▶ **Input**

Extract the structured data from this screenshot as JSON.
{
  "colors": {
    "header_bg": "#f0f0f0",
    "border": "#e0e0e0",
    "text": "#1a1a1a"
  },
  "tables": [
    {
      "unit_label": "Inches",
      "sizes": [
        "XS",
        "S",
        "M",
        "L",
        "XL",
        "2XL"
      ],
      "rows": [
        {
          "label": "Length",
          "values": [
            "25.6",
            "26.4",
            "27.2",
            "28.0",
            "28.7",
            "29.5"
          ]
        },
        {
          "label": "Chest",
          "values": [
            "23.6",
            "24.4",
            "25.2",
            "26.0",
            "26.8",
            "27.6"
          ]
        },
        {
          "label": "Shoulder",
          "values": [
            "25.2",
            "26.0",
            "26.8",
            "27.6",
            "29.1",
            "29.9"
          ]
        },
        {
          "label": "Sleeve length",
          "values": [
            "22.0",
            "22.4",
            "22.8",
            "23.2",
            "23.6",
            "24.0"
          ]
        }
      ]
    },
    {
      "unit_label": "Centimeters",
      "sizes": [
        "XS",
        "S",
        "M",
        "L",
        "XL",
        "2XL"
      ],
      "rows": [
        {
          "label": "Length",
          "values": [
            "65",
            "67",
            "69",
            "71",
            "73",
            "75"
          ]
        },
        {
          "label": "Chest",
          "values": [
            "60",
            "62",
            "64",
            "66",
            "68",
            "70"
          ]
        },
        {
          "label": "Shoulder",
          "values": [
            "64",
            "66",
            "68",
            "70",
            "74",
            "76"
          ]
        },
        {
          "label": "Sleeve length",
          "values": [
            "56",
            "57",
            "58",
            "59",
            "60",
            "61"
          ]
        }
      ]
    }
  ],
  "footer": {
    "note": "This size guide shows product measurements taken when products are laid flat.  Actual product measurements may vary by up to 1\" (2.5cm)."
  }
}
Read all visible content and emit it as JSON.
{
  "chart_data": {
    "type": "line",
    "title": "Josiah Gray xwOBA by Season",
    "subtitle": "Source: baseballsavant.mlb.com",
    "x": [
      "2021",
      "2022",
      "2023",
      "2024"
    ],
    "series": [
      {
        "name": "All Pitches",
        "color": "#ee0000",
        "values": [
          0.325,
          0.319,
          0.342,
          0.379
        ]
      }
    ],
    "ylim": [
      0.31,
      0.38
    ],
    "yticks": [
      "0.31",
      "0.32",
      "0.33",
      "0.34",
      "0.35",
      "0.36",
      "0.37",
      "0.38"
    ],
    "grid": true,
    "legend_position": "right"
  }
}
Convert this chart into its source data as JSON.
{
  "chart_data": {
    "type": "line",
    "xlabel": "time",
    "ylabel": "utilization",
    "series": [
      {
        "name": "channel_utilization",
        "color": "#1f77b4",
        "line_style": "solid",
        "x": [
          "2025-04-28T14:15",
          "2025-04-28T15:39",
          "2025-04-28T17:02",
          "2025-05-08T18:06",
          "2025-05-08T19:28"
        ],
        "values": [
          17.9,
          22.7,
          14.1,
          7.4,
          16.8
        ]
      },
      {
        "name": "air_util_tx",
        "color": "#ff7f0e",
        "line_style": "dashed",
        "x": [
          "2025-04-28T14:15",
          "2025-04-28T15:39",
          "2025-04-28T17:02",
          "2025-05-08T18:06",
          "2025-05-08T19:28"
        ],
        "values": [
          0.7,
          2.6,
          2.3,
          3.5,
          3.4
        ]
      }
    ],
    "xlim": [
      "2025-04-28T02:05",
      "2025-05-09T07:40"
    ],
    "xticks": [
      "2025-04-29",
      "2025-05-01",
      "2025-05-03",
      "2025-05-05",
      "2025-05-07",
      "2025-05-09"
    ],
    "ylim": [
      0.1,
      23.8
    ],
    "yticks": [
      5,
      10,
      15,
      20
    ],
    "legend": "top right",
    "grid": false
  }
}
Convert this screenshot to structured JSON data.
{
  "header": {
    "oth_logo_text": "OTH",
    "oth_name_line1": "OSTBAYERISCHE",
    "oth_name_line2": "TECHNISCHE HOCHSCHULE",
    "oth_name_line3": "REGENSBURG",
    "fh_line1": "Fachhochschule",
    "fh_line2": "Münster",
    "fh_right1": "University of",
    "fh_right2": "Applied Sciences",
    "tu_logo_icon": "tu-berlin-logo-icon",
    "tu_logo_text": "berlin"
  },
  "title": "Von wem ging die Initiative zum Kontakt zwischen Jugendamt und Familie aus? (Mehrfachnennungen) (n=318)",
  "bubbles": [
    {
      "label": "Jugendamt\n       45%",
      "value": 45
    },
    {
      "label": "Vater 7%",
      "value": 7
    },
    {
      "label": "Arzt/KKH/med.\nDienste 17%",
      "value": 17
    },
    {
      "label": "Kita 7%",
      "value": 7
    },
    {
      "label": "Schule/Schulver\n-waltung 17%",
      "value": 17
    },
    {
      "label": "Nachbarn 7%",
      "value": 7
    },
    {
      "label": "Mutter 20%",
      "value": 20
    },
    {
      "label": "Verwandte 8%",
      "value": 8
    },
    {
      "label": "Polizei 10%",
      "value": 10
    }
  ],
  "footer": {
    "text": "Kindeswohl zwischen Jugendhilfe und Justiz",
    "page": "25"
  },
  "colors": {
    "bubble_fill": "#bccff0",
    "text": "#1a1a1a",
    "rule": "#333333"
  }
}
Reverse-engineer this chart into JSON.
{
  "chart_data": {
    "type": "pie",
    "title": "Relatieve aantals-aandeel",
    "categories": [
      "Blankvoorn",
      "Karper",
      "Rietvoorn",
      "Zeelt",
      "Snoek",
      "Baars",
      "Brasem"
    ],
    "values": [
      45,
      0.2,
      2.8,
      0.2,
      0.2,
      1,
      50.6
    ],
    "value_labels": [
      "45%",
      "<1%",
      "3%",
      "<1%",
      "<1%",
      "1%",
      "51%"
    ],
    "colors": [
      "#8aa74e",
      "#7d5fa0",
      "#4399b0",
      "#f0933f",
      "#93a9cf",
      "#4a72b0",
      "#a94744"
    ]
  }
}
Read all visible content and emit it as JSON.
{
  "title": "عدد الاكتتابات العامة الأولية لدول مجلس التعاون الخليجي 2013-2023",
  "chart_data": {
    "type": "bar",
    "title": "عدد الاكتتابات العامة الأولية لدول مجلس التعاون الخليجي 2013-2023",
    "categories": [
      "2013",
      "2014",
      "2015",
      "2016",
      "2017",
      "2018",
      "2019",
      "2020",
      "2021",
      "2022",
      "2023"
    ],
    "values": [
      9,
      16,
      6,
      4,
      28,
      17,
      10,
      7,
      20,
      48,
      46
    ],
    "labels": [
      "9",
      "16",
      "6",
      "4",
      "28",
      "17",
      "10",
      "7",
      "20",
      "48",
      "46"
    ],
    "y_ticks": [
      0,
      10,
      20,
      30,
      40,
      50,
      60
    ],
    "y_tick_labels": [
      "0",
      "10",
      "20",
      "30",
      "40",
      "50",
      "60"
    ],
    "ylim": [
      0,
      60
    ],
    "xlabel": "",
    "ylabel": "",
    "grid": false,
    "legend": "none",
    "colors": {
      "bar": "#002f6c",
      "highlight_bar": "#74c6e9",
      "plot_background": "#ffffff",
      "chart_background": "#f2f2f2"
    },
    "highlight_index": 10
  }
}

▶ **Work to do**
Write out every entry verbatim.

▶ **Response to this exercise**
Extract the structured data from this screenshot as JSON.
{
  "colors": {
    "header_bg": "#f0f0f0",
    "border": "#e0e0e0",
    "text": "#1a1a1a"
  },
  "tables": [
    {
      "unit_label": "Inches",
      "sizes": [
        "XS",
        "S",
        "M",
        "L",
        "XL",
        "2XL"
      ],
      "rows": [
        {
          "label": "Length",
          "values": [
            "25.6",
            "26.4",
            "27.2",
            "28.0",
            "28.7",
            "29.5"
          ]
        },
        {
          "label": "Chest",
          "values": [
            "23.6",
            "24.4",
            "25.2",
            "26.0",
            "26.8",
            "27.6"
          ]
        },
        {
          "label": "Shoulder",
          "values": [
            "25.2",
            "26.0",
            "26.8",
            "27.6",
            "29.1",
            "29.9"
          ]
        },
        {
          "label": "Sleeve length",
          "values": [
            "22.0",
            "22.4",
            "22.8",
            "23.2",
            "23.6",
            "24.0"
          ]
        }
      ]
    },
    {
      "unit_label": "Centimeters",
      "sizes": [
        "XS",
        "S",
        "M",
        "L",
        "XL",
        "2XL"
      ],
      "rows": [
        {
          "label": "Length",
          "values": [
            "65",
            "67",
            "69",
            "71",
            "73",
            "75"
          ]
        },
        {
          "label": "Chest",
          "values": [
            "60",
            "62",
            "64",
            "66",
            "68",
            "70"
          ]
        },
        {
          "label": "Shoulder",
          "values": [
            "64",
            "66",
            "68",
            "70",
            "74",
            "76"
          ]
        },
        {
          "label": "Sleeve length",
          "values": [
            "56",
            "57",
            "58",
            "59",
            "60",
            "61"
          ]
        }
      ]
    }
  ],
  "footer": {
    "note": "This size guide shows product measurements taken when products are laid flat.  Actual product measurements may vary by up to 1\" (2.5cm)."
  }
}
Read all visible content and emit it as JSON.
{
  "chart_data": {
    "type": "line",
    "title": "Josiah Gray xwOBA by Season",
    "subtitle": "Source: baseballsavant.mlb.com",
    "x": [
      "2021",
      "2022",
      "2023",
      "2024"
    ],
    "series": [
      {
        "name": "All Pitches",
        "color": "#ee0000",
        "values": [
          0.325,
          0.319,
          0.342,
          0.379
        ]
      }
    ],
    "ylim": [
      0.31,
      0.38
    ],
    "yticks": [
      "0.31",
      "0.32",
      "0.33",
      "0.34",
      "0.35",
      "0.36",
      "0.37",
      "0.38"
    ],
    "grid": true,
    "legend_position": "right"
  }
}
Convert this chart into its source data as JSON.
{
  "chart_data": {
    "type": "line",
    "xlabel": "time",
    "ylabel": "utilization",
    "series": [
      {
        "name": "channel_utilization",
        "color": "#1f77b4",
        "line_style": "solid",
        "x": [
          "2025-04-28T14:15",
          "2025-04-28T15:39",
          "2025-04-28T17:02",
          "2025-05-08T18:06",
          "2025-05-08T19:28"
        ],
        "values": [
          17.9,
          22.7,
          14.1,
          7.4,
          16.8
        ]
      },
      {
        "name": "air_util_tx",
        "color": "#ff7f0e",
        "line_style": "dashed",
        "x": [
          "2025-04-28T14:15",
          "2025-04-28T15:39",
          "2025-04-28T17:02",
          "2025-05-08T18:06",
          "2025-05-08T19:28"
        ],
        "values": [
          0.7,
          2.6,
          2.3,
          3.5,
          3.4
        ]
      }
    ],
    "xlim": [
      "2025-04-28T02:05",
      "2025-05-09T07:40"
    ],
    "xticks": [
      "2025-04-29",
      "2025-05-01",
      "2025-05-03",
      "2025-05-05",
      "2025-05-07",
      "2025-05-09"
    ],
    "ylim": [
      0.1,
      23.8
    ],
    "yticks": [
      5,
      10,
      15,
      20
    ],
    "legend": "top right",
    "grid": false
  }
}
Convert this screenshot to structured JSON data.
{
  "header": {
    "oth_logo_text": "OTH",
    "oth_name_line1": "OSTBAYERISCHE",
    "oth_name_line2": "TECHNISCHE HOCHSCHULE",
    "oth_name_line3": "REGENSBURG",
    "fh_line1": "Fachhochschule",
    "fh_line2": "Münster",
    "fh_right1": "University of",
    "fh_right2": "Applied Sciences",
    "tu_logo_icon": "tu-berlin-logo-icon",
    "tu_logo_text": "berlin"
  },
  "title": "Von wem ging die Initiative zum Kontakt zwischen Jugendamt und Familie aus? (Mehrfachnennungen) (n=318)",
  "bubbles": [
    {
      "label": "Jugendamt\n       45%",
      "value": 45
    },
    {
      "label": "Vater 7%",
      "value": 7
    },
    {
      "label": "Arzt/KKH/med.\nDienste 17%",
      "value": 17
    },
    {
      "label": "Kita 7%",
      "value": 7
    },
    {
      "label": "Schule/Schulver\n-waltung 17%",
      "value": 17
    },
    {
      "label": "Nachbarn 7%",
      "value": 7
    },
    {
      "label": "Mutter 20%",
      "value": 20
    },
    {
      "label": "Verwandte 8%",
      "value": 8
    },
    {
      "label": "Polizei 10%",
      "value": 10
    }
  ],
  "footer": {
    "text": "Kindeswohl zwischen Jugendhilfe und Justiz",
    "page": "25"
  },
  "colors": {
    "bubble_fill": "#bccff0",
    "text": "#1a1a1a",
    "rule": "#333333"
  }
}
Reverse-engineer this chart into JSON.
{
  "chart_data": {
    "type": "pie",
    "title": "Relatieve aantals-aandeel",
    "categories": [
      "Blankvoorn",
      "Karper",
      "Rietvoorn",
      "Zeelt",
      "Snoek",
      "Baars",
      "Brasem"
    ],
    "values": [
      45,
      0.2,
      2.8,
      0.2,
      0.2,
      1,
      50.6
    ],
    "value_labels": [
      "45%",
      "<1%",
      "3%",
      "<1%",
      "<1%",
      "1%",
      "51%"
    ],
    "colors": [
      "#8aa74e",
      "#7d5fa0",
      "#4399b0",
      "#f0933f",
      "#93a9cf",
      "#4a72b0",
      "#a94744"
    ]
  }
}
Read all visible content and emit it as JSON.
{
  "title": "عدد الاكتتابات العامة الأولية لدول مجلس التعاون الخليجي 2013-2023",
  "chart_data": {
    "type": "bar",
    "title": "عدد الاكتتابات العامة الأولية لدول مجلس التعاون الخليجي 2013-2023",
    "categories": [
      "2013",
      "2014",
      "2015",
      "2016",
      "2017",
      "2018",
      "2019",
      "2020",
      "2021",
      "2022",
      "2023"
    ],
    "values": [
      9,
      16,
      6,
      4,
      28,
      17,
      10,
      7,
      20,
      48,
      46
    ],
    "labels": [
      "9",
      "16",
      "6",
      "4",
      "28",
      "17",
      "10",
      "7",
      "20",
      "48",
      "46"
    ],
    "y_ticks": [
      0,
      10,
      20,
      30,
      40,
      50,
      60
    ],
    "y_tick_labels": [
      "0",
      "10",
      "20",
      "30",
      "40",
      "50",
      "60"
    ],
    "ylim": [
      0,
      60
    ],
    "xlabel": "",
    "ylabel": "",
    "grid": false,
    "legend": "none",
    "colors": {
      "bar": "#002f6c",
      "highlight_bar": "#74c6e9",
      "plot_background": "#ffffff",
      "chart_background": "#f2f2f2"
    },
    "highlight_index": 10
  }
}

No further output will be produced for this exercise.